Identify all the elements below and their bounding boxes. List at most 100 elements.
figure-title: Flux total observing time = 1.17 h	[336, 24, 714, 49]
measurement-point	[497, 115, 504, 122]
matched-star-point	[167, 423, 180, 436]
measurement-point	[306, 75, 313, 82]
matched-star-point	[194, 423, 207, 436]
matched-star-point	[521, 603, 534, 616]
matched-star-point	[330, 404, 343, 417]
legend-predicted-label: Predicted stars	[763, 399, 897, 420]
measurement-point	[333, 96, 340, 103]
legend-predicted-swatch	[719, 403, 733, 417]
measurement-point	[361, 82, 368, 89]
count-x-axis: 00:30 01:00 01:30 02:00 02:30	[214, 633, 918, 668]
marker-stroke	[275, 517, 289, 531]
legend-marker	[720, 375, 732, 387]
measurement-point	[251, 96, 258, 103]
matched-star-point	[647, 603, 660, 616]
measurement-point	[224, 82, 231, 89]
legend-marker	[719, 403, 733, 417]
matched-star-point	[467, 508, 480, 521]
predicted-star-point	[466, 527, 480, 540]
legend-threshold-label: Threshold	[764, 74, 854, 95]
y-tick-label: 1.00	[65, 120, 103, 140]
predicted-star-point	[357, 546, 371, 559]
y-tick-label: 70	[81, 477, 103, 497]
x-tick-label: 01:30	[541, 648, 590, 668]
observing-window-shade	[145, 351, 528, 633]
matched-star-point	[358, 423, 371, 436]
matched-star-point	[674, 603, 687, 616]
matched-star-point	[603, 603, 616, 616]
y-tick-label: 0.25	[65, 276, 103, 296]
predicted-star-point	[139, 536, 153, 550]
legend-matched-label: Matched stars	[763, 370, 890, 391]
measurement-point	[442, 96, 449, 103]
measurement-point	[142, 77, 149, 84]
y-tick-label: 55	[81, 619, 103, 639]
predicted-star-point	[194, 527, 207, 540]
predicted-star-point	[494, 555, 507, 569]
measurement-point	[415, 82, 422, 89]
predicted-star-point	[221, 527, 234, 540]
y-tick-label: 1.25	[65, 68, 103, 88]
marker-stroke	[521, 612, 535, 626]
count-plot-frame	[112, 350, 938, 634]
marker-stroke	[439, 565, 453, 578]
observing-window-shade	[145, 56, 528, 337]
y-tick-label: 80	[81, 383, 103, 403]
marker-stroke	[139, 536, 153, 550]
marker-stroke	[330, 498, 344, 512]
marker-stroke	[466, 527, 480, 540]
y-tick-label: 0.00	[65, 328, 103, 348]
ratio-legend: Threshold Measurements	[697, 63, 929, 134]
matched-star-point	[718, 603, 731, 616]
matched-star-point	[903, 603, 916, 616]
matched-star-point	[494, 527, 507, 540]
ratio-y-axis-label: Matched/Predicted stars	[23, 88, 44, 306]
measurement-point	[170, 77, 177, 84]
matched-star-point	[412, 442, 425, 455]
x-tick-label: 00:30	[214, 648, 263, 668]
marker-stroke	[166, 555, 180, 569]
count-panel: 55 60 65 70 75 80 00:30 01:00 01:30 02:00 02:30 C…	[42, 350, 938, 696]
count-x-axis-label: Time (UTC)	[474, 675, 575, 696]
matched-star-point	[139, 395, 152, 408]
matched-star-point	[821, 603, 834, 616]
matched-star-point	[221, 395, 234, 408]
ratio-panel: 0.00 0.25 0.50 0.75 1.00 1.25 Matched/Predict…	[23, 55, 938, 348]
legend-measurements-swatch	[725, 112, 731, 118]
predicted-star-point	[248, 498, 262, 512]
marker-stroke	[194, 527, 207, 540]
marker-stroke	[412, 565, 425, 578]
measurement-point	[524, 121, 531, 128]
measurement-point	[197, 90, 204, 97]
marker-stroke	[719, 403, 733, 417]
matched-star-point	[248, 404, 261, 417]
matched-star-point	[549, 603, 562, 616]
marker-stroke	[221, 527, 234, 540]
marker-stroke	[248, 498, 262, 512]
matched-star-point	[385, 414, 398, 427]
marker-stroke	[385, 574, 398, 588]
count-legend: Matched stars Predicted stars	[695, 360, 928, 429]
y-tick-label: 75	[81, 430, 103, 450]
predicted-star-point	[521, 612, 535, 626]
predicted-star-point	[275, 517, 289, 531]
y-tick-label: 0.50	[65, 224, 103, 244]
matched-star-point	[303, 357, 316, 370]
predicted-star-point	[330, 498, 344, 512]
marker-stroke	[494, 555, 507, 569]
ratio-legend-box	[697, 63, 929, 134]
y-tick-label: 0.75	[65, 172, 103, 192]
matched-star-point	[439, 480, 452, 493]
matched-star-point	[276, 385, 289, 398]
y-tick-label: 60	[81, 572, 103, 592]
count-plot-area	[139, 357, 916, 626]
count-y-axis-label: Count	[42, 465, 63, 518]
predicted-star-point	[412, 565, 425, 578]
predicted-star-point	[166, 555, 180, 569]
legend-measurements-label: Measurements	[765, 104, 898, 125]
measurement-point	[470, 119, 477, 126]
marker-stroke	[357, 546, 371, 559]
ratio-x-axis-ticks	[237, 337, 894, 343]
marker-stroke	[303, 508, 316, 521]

|---|

Retype the part of the data that opens with its first line and closes with the line containing "75, 313, 82]", copying both of those lines and everything between them without changes.

Identify all the elements below and their bounding boxes. List at most 100 elements.
figure-title: Flux total observing time = 1.17 h	[336, 24, 714, 49]
measurement-point	[497, 115, 504, 122]
matched-star-point	[167, 423, 180, 436]
measurement-point	[306, 75, 313, 82]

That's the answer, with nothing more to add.